Return each line that holds the word "decay".

::::::::::

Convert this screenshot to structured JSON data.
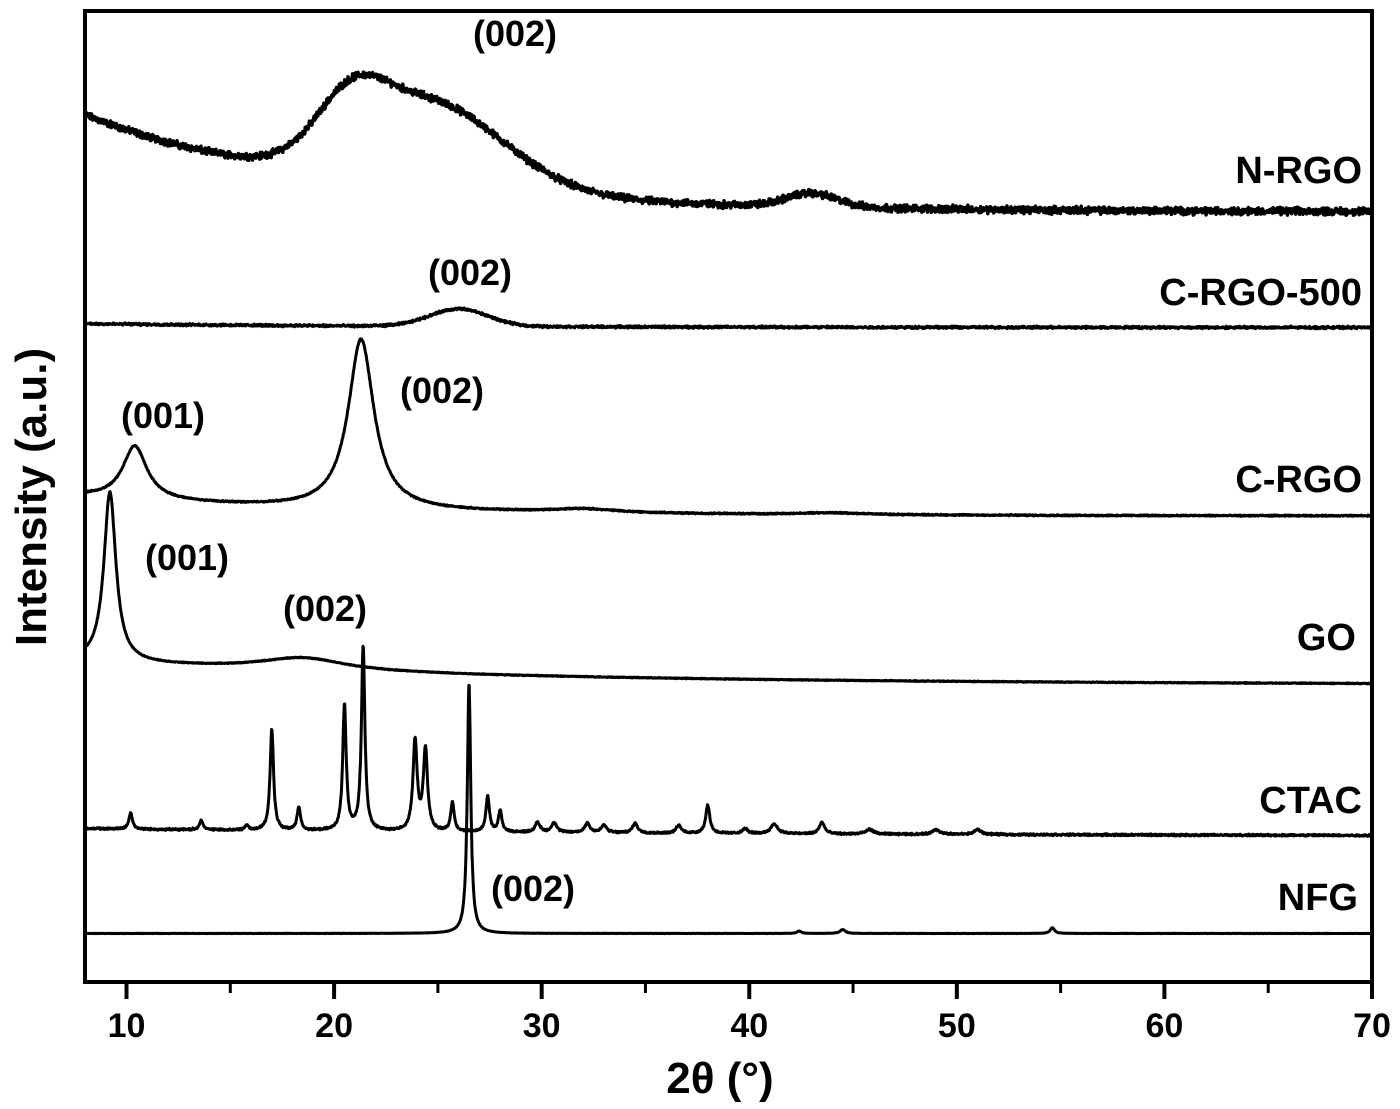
{
  "chart_data": {
    "type": "line",
    "title": "",
    "xlabel": "2θ (°)",
    "ylabel": "Intensity (a.u.)",
    "xlim": [
      8,
      70
    ],
    "ylim": [
      0,
      100
    ],
    "xticks": [
      10,
      20,
      30,
      40,
      50,
      60,
      70
    ],
    "xminor": [
      15,
      25,
      35,
      45,
      55,
      65
    ],
    "yticks": [],
    "grid": false,
    "legend": "none (series labeled at right end of each trace)",
    "color": "#000000",
    "series": [
      {
        "name": "N-RGO",
        "offset": 79.3,
        "background": {
          "amp": 10,
          "decay": 12
        },
        "noise": 0.45,
        "profile": "gaussian",
        "peaks": [
          {
            "x": 20.8,
            "h": 5,
            "w": 1.6
          },
          {
            "x": 24.5,
            "h": 9,
            "w": 3.6
          },
          {
            "x": 43.0,
            "h": 1.4,
            "w": 1.2
          }
        ]
      },
      {
        "name": "C-RGO-500",
        "offset": 67.4,
        "background": {
          "amp": 0.4,
          "decay": 15
        },
        "noise": 0.15,
        "profile": "gaussian",
        "peaks": [
          {
            "x": 26.0,
            "h": 1.8,
            "w": 1.4
          }
        ]
      },
      {
        "name": "C-RGO",
        "offset": 48.0,
        "background": {
          "amp": 2.0,
          "decay": 12
        },
        "noise": 0.08,
        "profile": "lorentzian",
        "peaks": [
          {
            "x": 10.4,
            "h": 5.5,
            "w": 0.7
          },
          {
            "x": 21.3,
            "h": 17.5,
            "w": 0.75
          },
          {
            "x": 32.0,
            "h": 0.4,
            "w": 2.0
          },
          {
            "x": 44.0,
            "h": 0.2,
            "w": 2.0
          }
        ]
      },
      {
        "name": "GO",
        "offset": 30.6,
        "background": {
          "amp": 2.4,
          "decay": 22
        },
        "noise": 0.05,
        "profile": "lorentzian",
        "peaks": [
          {
            "x": 9.2,
            "h": 17.5,
            "w": 0.35
          },
          {
            "x": 18.5,
            "h": 1.3,
            "w": 2.5
          }
        ]
      },
      {
        "name": "CTAC",
        "offset": 15.0,
        "background": {
          "amp": 0.8,
          "decay": 30
        },
        "noise": 0.12,
        "profile": "lorentzian",
        "peaks": [
          {
            "x": 10.2,
            "h": 1.7,
            "w": 0.1
          },
          {
            "x": 13.6,
            "h": 1.0,
            "w": 0.1
          },
          {
            "x": 15.8,
            "h": 0.5,
            "w": 0.1
          },
          {
            "x": 17.0,
            "h": 10.4,
            "w": 0.1
          },
          {
            "x": 18.3,
            "h": 2.4,
            "w": 0.1
          },
          {
            "x": 20.5,
            "h": 13.0,
            "w": 0.1
          },
          {
            "x": 21.4,
            "h": 19.0,
            "w": 0.1
          },
          {
            "x": 23.9,
            "h": 9.3,
            "w": 0.12
          },
          {
            "x": 24.4,
            "h": 8.4,
            "w": 0.12
          },
          {
            "x": 25.7,
            "h": 3.0,
            "w": 0.1
          },
          {
            "x": 27.4,
            "h": 3.7,
            "w": 0.1
          },
          {
            "x": 28.0,
            "h": 2.2,
            "w": 0.1
          },
          {
            "x": 29.8,
            "h": 1.0,
            "w": 0.15
          },
          {
            "x": 30.6,
            "h": 1.0,
            "w": 0.15
          },
          {
            "x": 32.2,
            "h": 1.0,
            "w": 0.15
          },
          {
            "x": 33.0,
            "h": 0.8,
            "w": 0.15
          },
          {
            "x": 34.5,
            "h": 1.0,
            "w": 0.15
          },
          {
            "x": 36.6,
            "h": 0.8,
            "w": 0.15
          },
          {
            "x": 38.0,
            "h": 2.9,
            "w": 0.12
          },
          {
            "x": 39.8,
            "h": 0.5,
            "w": 0.15
          },
          {
            "x": 41.2,
            "h": 1.0,
            "w": 0.2
          },
          {
            "x": 43.5,
            "h": 1.2,
            "w": 0.15
          },
          {
            "x": 45.8,
            "h": 0.5,
            "w": 0.2
          },
          {
            "x": 49.0,
            "h": 0.5,
            "w": 0.2
          },
          {
            "x": 51.0,
            "h": 0.5,
            "w": 0.2
          }
        ]
      },
      {
        "name": "NFG",
        "offset": 5.0,
        "background": {
          "amp": 0,
          "decay": 10
        },
        "noise": 0.02,
        "profile": "lorentzian",
        "peaks": [
          {
            "x": 26.5,
            "h": 25.8,
            "w": 0.1
          },
          {
            "x": 42.4,
            "h": 0.25,
            "w": 0.12
          },
          {
            "x": 44.5,
            "h": 0.4,
            "w": 0.15
          },
          {
            "x": 54.6,
            "h": 0.6,
            "w": 0.12
          }
        ]
      }
    ],
    "annotations": [
      {
        "text": "(002)",
        "series": "N-RGO"
      },
      {
        "text": "(002)",
        "series": "C-RGO-500"
      },
      {
        "text": "(002)",
        "series": "C-RGO"
      },
      {
        "text": "(001)",
        "series": "C-RGO"
      },
      {
        "text": "(001)",
        "series": "GO"
      },
      {
        "text": "(002)",
        "series": "GO"
      },
      {
        "text": "(002)",
        "series": "NFG"
      }
    ]
  }
}
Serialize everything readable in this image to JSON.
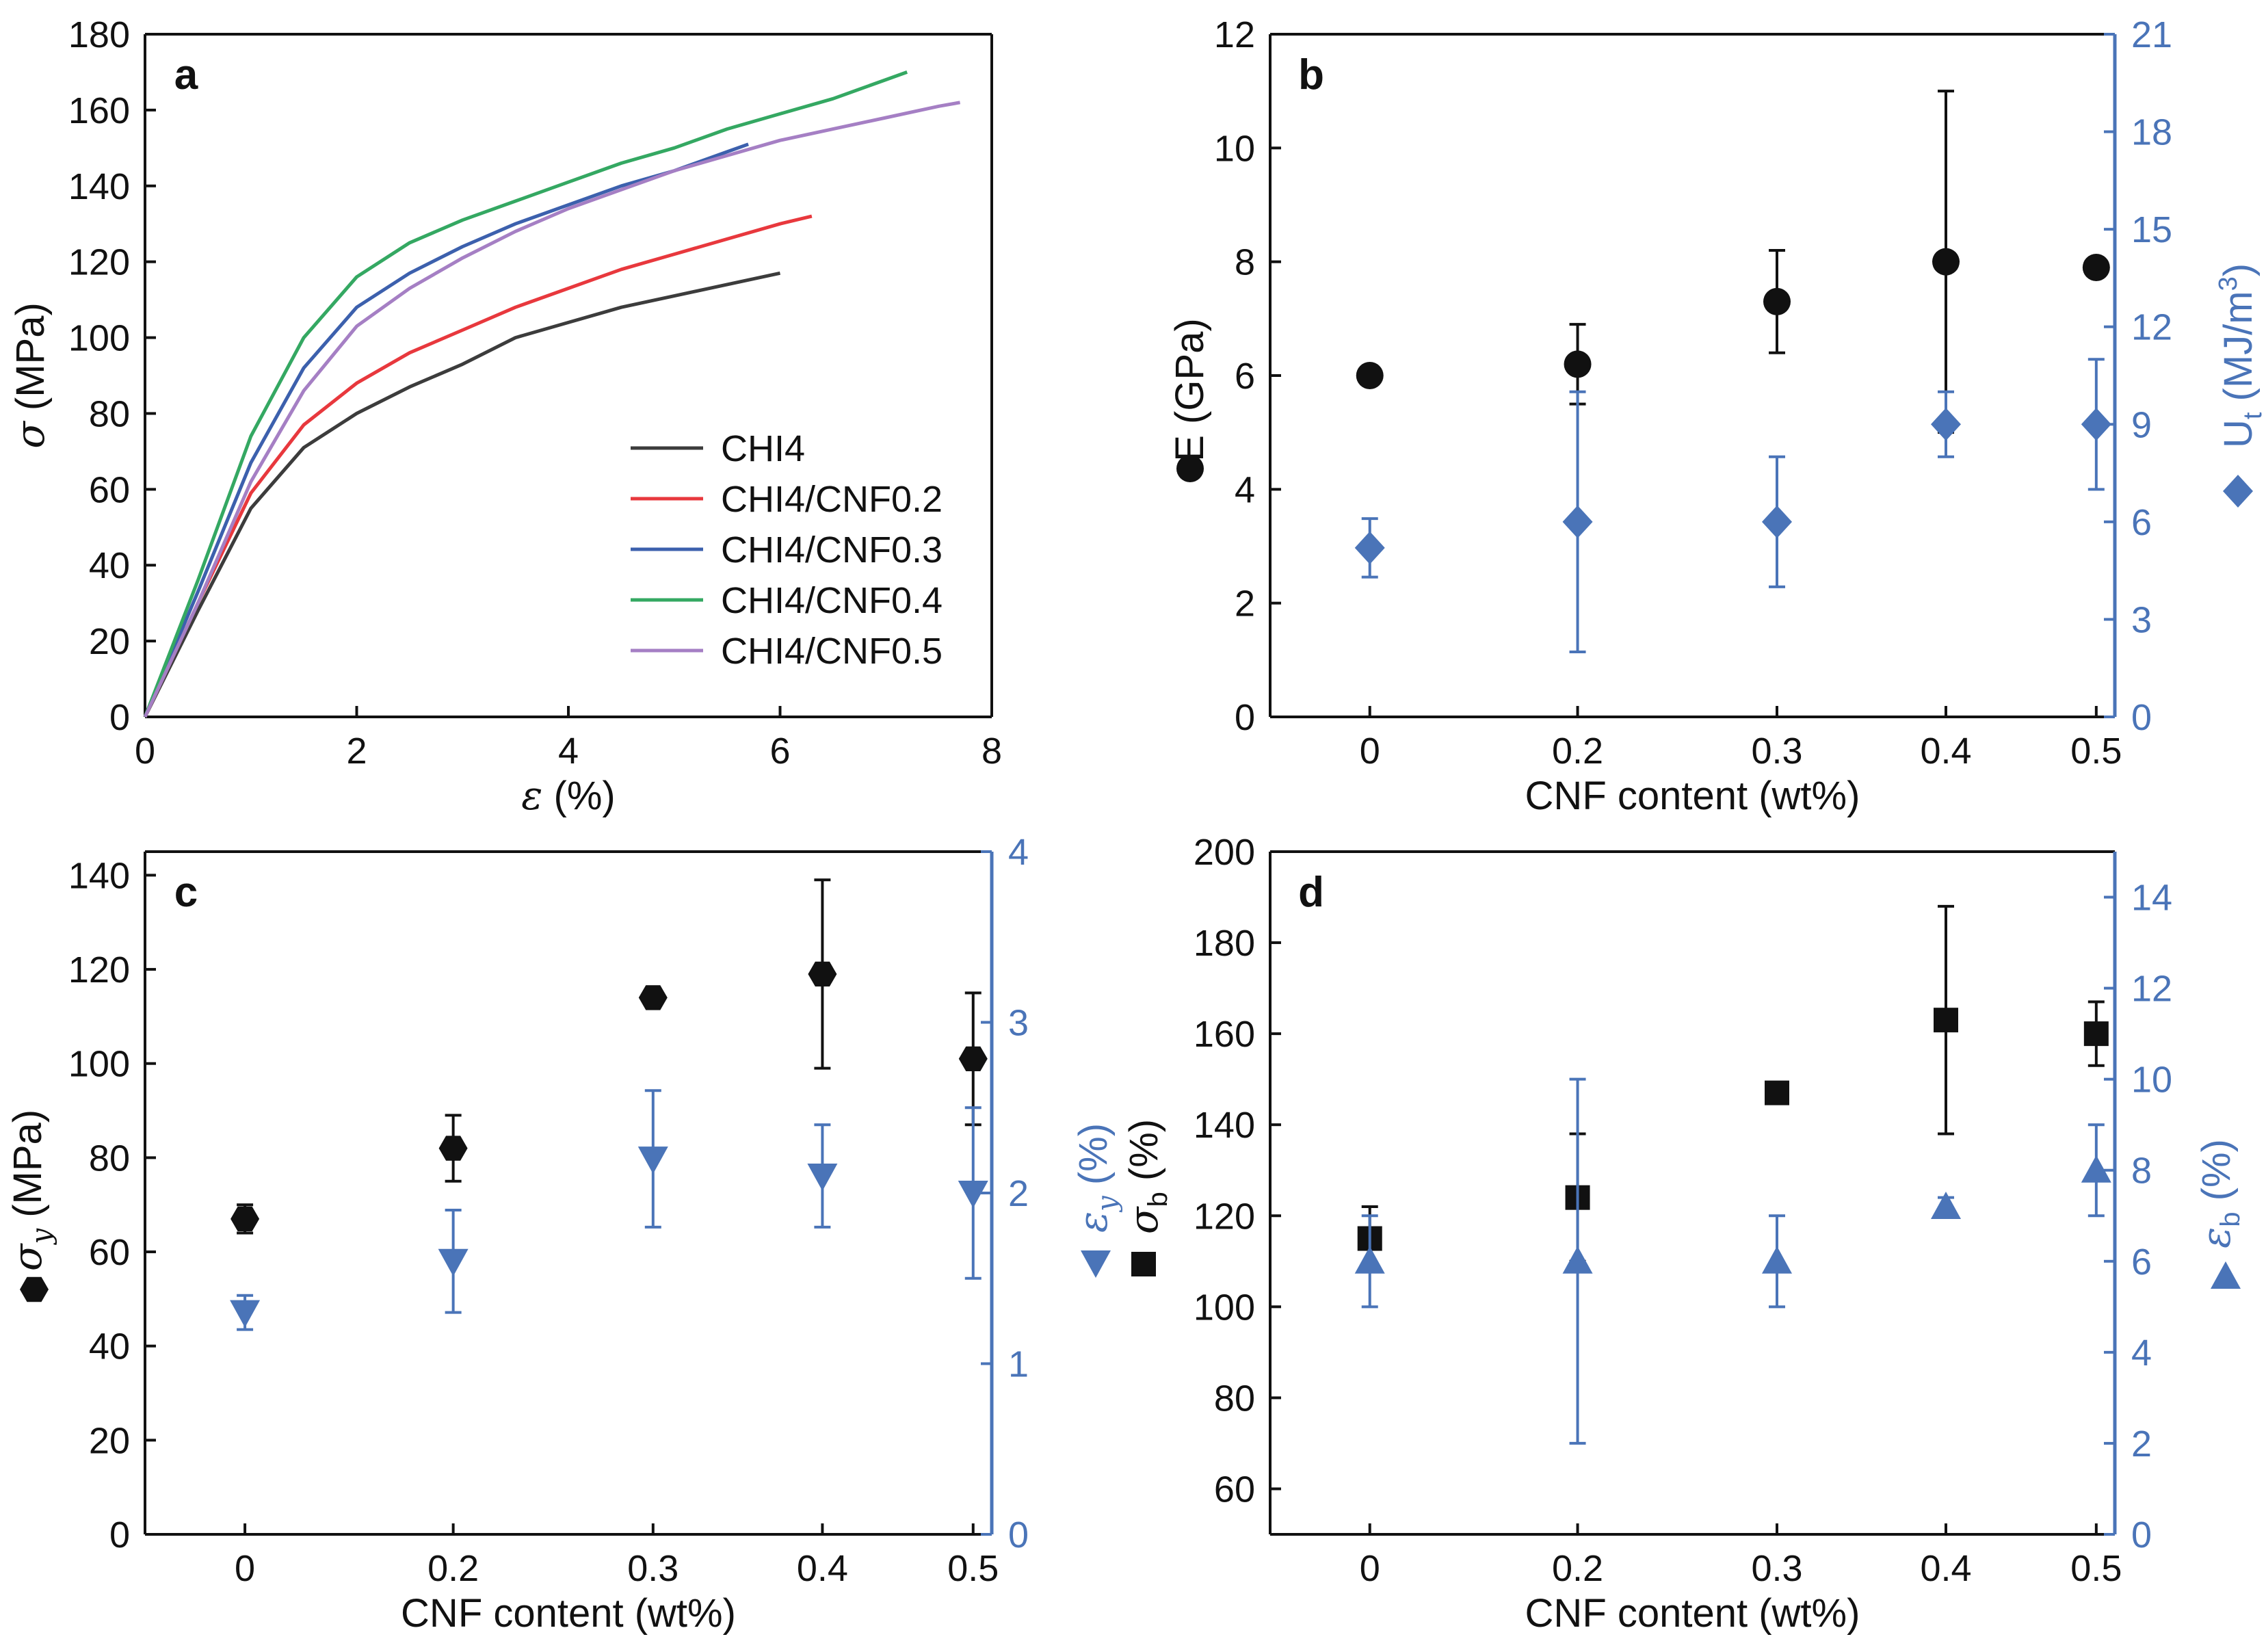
{
  "colors": {
    "black": "#111111",
    "blue": "#4a74b8",
    "CHI4": "#3c3c3c",
    "CHI4/CNF0.2": "#e8383d",
    "CHI4/CNF0.3": "#3c60ad",
    "CHI4/CNF0.4": "#34a862",
    "CHI4/CNF0.5": "#a57fc4"
  },
  "chart_data": [
    {
      "id": "a",
      "type": "line",
      "panel_label": "a",
      "xlabel_sym": "ε",
      "xlabel_unit": " (%)",
      "ylabel_sym": "σ",
      "ylabel_unit": " (MPa)",
      "xlim": [
        0,
        8
      ],
      "ylim": [
        0,
        180
      ],
      "xticks": [
        "0",
        "2",
        "4",
        "6",
        "8"
      ],
      "yticks": [
        "0",
        "20",
        "40",
        "60",
        "80",
        "100",
        "120",
        "140",
        "160",
        "180"
      ],
      "legend_position": "bottom-right",
      "series": [
        {
          "name": "CHI4",
          "points": [
            [
              0,
              0
            ],
            [
              0.5,
              28
            ],
            [
              1.0,
              55
            ],
            [
              1.5,
              71
            ],
            [
              2.0,
              80
            ],
            [
              2.5,
              87
            ],
            [
              3.0,
              93
            ],
            [
              3.5,
              100
            ],
            [
              4.0,
              104
            ],
            [
              4.5,
              108
            ],
            [
              5.0,
              111
            ],
            [
              5.5,
              114
            ],
            [
              6.0,
              117
            ]
          ]
        },
        {
          "name": "CHI4/CNF0.2",
          "points": [
            [
              0,
              0
            ],
            [
              0.5,
              30
            ],
            [
              1.0,
              59
            ],
            [
              1.5,
              77
            ],
            [
              2.0,
              88
            ],
            [
              2.5,
              96
            ],
            [
              3.0,
              102
            ],
            [
              3.5,
              108
            ],
            [
              4.0,
              113
            ],
            [
              4.5,
              118
            ],
            [
              5.0,
              122
            ],
            [
              5.5,
              126
            ],
            [
              6.0,
              130
            ],
            [
              6.3,
              132
            ]
          ]
        },
        {
          "name": "CHI4/CNF0.3",
          "points": [
            [
              0,
              0
            ],
            [
              0.5,
              33
            ],
            [
              1.0,
              67
            ],
            [
              1.5,
              92
            ],
            [
              2.0,
              108
            ],
            [
              2.5,
              117
            ],
            [
              3.0,
              124
            ],
            [
              3.5,
              130
            ],
            [
              4.0,
              135
            ],
            [
              4.5,
              140
            ],
            [
              5.0,
              144
            ],
            [
              5.5,
              149
            ],
            [
              5.7,
              151
            ]
          ]
        },
        {
          "name": "CHI4/CNF0.4",
          "points": [
            [
              0,
              0
            ],
            [
              0.5,
              36
            ],
            [
              1.0,
              74
            ],
            [
              1.5,
              100
            ],
            [
              2.0,
              116
            ],
            [
              2.5,
              125
            ],
            [
              3.0,
              131
            ],
            [
              3.5,
              136
            ],
            [
              4.0,
              141
            ],
            [
              4.5,
              146
            ],
            [
              5.0,
              150
            ],
            [
              5.5,
              155
            ],
            [
              6.0,
              159
            ],
            [
              6.5,
              163
            ],
            [
              7.0,
              168
            ],
            [
              7.2,
              170
            ]
          ]
        },
        {
          "name": "CHI4/CNF0.5",
          "points": [
            [
              0,
              0
            ],
            [
              0.5,
              30
            ],
            [
              1.0,
              62
            ],
            [
              1.5,
              86
            ],
            [
              2.0,
              103
            ],
            [
              2.5,
              113
            ],
            [
              3.0,
              121
            ],
            [
              3.5,
              128
            ],
            [
              4.0,
              134
            ],
            [
              4.5,
              139
            ],
            [
              5.0,
              144
            ],
            [
              5.5,
              148
            ],
            [
              6.0,
              152
            ],
            [
              6.5,
              155
            ],
            [
              7.0,
              158
            ],
            [
              7.5,
              161
            ],
            [
              7.7,
              162
            ]
          ]
        }
      ]
    },
    {
      "id": "b",
      "type": "scatter",
      "panel_label": "b",
      "categories": [
        "0",
        "0.2",
        "0.3",
        "0.4",
        "0.5"
      ],
      "xlabel": "CNF content (wt%)",
      "ylabel": "E (GPa)",
      "y2label_main": "U",
      "y2label_sub": "t",
      "y2label_unit": " (MJ/m",
      "y2label_sup": "3",
      "y2label_close": ")",
      "ylim": [
        0,
        12
      ],
      "y2lim": [
        0,
        21
      ],
      "yticks": [
        "0",
        "2",
        "4",
        "6",
        "8",
        "10",
        "12"
      ],
      "y2ticks": [
        "0",
        "3",
        "6",
        "9",
        "12",
        "15",
        "18",
        "21"
      ],
      "series": [
        {
          "name": "E",
          "axis": "left",
          "marker": "circle",
          "color": "#111111",
          "values": [
            6.0,
            6.2,
            7.3,
            8.0,
            7.9
          ],
          "err_low": [
            null,
            5.5,
            6.4,
            5.0,
            null
          ],
          "err_high": [
            null,
            6.9,
            8.2,
            11.0,
            null
          ]
        },
        {
          "name": "Ut",
          "axis": "right",
          "marker": "diamond",
          "color": "#4a74b8",
          "values": [
            5.2,
            6.0,
            6.0,
            9.0,
            9.0
          ],
          "err_low": [
            4.3,
            2.0,
            4.0,
            8.0,
            7.0
          ],
          "err_high": [
            6.1,
            10.0,
            8.0,
            10.0,
            11.0
          ]
        }
      ]
    },
    {
      "id": "c",
      "type": "scatter",
      "panel_label": "c",
      "categories": [
        "0",
        "0.2",
        "0.3",
        "0.4",
        "0.5"
      ],
      "xlabel": "CNF content (wt%)",
      "ylabel_sym": "σ",
      "ylabel_sub": "y",
      "ylabel_unit": " (MPa)",
      "y2label_sym": "ε",
      "y2label_sub": "y",
      "y2label_unit": " (%)",
      "ylim": [
        0,
        145
      ],
      "y2lim": [
        0,
        4
      ],
      "yticks": [
        "0",
        "20",
        "40",
        "60",
        "80",
        "100",
        "120",
        "140"
      ],
      "y2ticks": [
        "0",
        "1",
        "2",
        "3",
        "4"
      ],
      "series": [
        {
          "name": "σy",
          "axis": "left",
          "marker": "hexagon",
          "color": "#111111",
          "values": [
            67,
            82,
            114,
            119,
            101
          ],
          "err_low": [
            64,
            75,
            null,
            99,
            87
          ],
          "err_high": [
            70,
            89,
            null,
            139,
            115
          ]
        },
        {
          "name": "εy",
          "axis": "right",
          "marker": "triangle-down",
          "color": "#4a74b8",
          "values": [
            1.3,
            1.6,
            2.2,
            2.1,
            2.0
          ],
          "err_low": [
            1.2,
            1.3,
            1.8,
            1.8,
            1.5
          ],
          "err_high": [
            1.4,
            1.9,
            2.6,
            2.4,
            2.5
          ]
        }
      ]
    },
    {
      "id": "d",
      "type": "scatter",
      "panel_label": "d",
      "categories": [
        "0",
        "0.2",
        "0.3",
        "0.4",
        "0.5"
      ],
      "xlabel": "CNF content (wt%)",
      "ylabel_sym": "σ",
      "ylabel_sub": "b",
      "ylabel_unit": " (%)",
      "y2label_sym": "ε",
      "y2label_sub": "b",
      "y2label_unit": " (%)",
      "ylim": [
        50,
        200
      ],
      "y2lim": [
        0,
        15
      ],
      "yticks": [
        "60",
        "80",
        "100",
        "120",
        "140",
        "160",
        "180",
        "200"
      ],
      "y2ticks": [
        "0",
        "2",
        "4",
        "6",
        "8",
        "10",
        "12",
        "14"
      ],
      "series": [
        {
          "name": "σb",
          "axis": "left",
          "marker": "square",
          "color": "#111111",
          "values": [
            115,
            124,
            147,
            163,
            160
          ],
          "err_low": [
            108,
            110,
            145,
            138,
            153
          ],
          "err_high": [
            122,
            138,
            149,
            188,
            167
          ]
        },
        {
          "name": "εb",
          "axis": "right",
          "marker": "triangle-up",
          "color": "#4a74b8",
          "values": [
            6.0,
            6.0,
            6.0,
            7.2,
            8.0
          ],
          "err_low": [
            5.0,
            2.0,
            5.0,
            7.0,
            7.0
          ],
          "err_high": [
            7.0,
            10.0,
            7.0,
            7.4,
            9.0
          ]
        }
      ]
    }
  ]
}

::::::::::

- **Exercise response**:
          "decay": 12
          "decay": 15
          "decay": 12
          "decay": 22
          "decay": 30
          "decay": 10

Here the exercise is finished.